> **Goal**
Retype all the records with nothing changed.

> **Raw records**
###

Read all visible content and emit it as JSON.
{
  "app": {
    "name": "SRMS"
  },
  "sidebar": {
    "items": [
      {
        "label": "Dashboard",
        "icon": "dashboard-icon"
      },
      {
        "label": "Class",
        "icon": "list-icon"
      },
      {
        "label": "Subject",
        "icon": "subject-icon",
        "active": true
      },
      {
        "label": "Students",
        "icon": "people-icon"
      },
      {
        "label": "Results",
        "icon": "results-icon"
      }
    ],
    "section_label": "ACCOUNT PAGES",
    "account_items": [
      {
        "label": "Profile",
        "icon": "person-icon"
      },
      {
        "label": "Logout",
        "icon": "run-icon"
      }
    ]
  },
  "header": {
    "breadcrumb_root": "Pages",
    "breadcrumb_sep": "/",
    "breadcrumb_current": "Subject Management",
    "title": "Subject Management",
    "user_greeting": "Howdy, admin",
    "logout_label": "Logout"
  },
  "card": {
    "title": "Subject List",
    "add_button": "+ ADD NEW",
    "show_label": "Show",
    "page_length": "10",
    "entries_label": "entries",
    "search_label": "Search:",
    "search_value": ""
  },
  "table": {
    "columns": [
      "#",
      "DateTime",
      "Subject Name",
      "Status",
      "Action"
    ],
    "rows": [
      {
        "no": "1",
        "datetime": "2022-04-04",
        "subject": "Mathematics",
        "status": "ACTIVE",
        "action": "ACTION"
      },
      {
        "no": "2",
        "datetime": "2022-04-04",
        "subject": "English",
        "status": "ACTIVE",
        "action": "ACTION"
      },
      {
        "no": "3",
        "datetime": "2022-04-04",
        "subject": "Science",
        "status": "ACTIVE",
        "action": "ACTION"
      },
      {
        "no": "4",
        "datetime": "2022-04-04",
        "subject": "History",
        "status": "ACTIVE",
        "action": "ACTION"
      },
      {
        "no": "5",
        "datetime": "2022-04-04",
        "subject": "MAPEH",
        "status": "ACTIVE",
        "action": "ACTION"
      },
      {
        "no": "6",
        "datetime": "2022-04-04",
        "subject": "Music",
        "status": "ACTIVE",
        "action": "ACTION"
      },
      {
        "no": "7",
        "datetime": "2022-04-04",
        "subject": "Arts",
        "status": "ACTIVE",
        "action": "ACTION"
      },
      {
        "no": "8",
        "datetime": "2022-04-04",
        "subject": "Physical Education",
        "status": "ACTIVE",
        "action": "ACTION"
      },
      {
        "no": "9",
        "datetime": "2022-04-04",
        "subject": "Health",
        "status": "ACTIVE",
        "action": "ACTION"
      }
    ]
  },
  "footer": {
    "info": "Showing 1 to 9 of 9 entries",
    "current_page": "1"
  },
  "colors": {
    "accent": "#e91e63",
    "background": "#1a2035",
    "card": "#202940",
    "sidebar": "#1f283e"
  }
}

###

> **Output for this task**
Read all visible content and emit it as JSON.
{
  "app": {
    "name": "SRMS"
  },
  "sidebar": {
    "items": [
      {
        "label": "Dashboard",
        "icon": "dashboard-icon"
      },
      {
        "label": "Class",
        "icon": "list-icon"
      },
      {
        "label": "Subject",
        "icon": "subject-icon",
        "active": true
      },
      {
        "label": "Students",
        "icon": "people-icon"
      },
      {
        "label": "Results",
        "icon": "results-icon"
      }
    ],
    "section_label": "ACCOUNT PAGES",
    "account_items": [
      {
        "label": "Profile",
        "icon": "person-icon"
      },
      {
        "label": "Logout",
        "icon": "run-icon"
      }
    ]
  },
  "header": {
    "breadcrumb_root": "Pages",
    "breadcrumb_sep": "/",
    "breadcrumb_current": "Subject Management",
    "title": "Subject Management",
    "user_greeting": "Howdy, admin",
    "logout_label": "Logout"
  },
  "card": {
    "title": "Subject List",
    "add_button": "+ ADD NEW",
    "show_label": "Show",
    "page_length": "10",
    "entries_label": "entries",
    "search_label": "Search:",
    "search_value": ""
  },
  "table": {
    "columns": [
      "#",
      "DateTime",
      "Subject Name",
      "Status",
      "Action"
    ],
    "rows": [
      {
        "no": "1",
        "datetime": "2022-04-04",
        "subject": "Mathematics",
        "status": "ACTIVE",
        "action": "ACTION"
      },
      {
        "no": "2",
        "datetime": "2022-04-04",
        "subject": "English",
        "status": "ACTIVE",
        "action": "ACTION"
      },
      {
        "no": "3",
        "datetime": "2022-04-04",
        "subject": "Science",
        "status": "ACTIVE",
        "action": "ACTION"
      },
      {
        "no": "4",
        "datetime": "2022-04-04",
        "subject": "History",
        "status": "ACTIVE",
        "action": "ACTION"
      },
      {
        "no": "5",
        "datetime": "2022-04-04",
        "subject": "MAPEH",
        "status": "ACTIVE",
        "action": "ACTION"
      },
      {
        "no": "6",
        "datetime": "2022-04-04",
        "subject": "Music",
        "status": "ACTIVE",
        "action": "ACTION"
      },
      {
        "no": "7",
        "datetime": "2022-04-04",
        "subject": "Arts",
        "status": "ACTIVE",
        "action": "ACTION"
      },
      {
        "no": "8",
        "datetime": "2022-04-04",
        "subject": "Physical Education",
        "status": "ACTIVE",
        "action": "ACTION"
      },
      {
        "no": "9",
        "datetime": "2022-04-04",
        "subject": "Health",
        "status": "ACTIVE",
        "action": "ACTION"
      }
    ]
  },
  "footer": {
    "info": "Showing 1 to 9 of 9 entries",
    "current_page": "1"
  },
  "colors": {
    "accent": "#e91e63",
    "background": "#1a2035",
    "card": "#202940",
    "sidebar": "#1f283e"
  }
}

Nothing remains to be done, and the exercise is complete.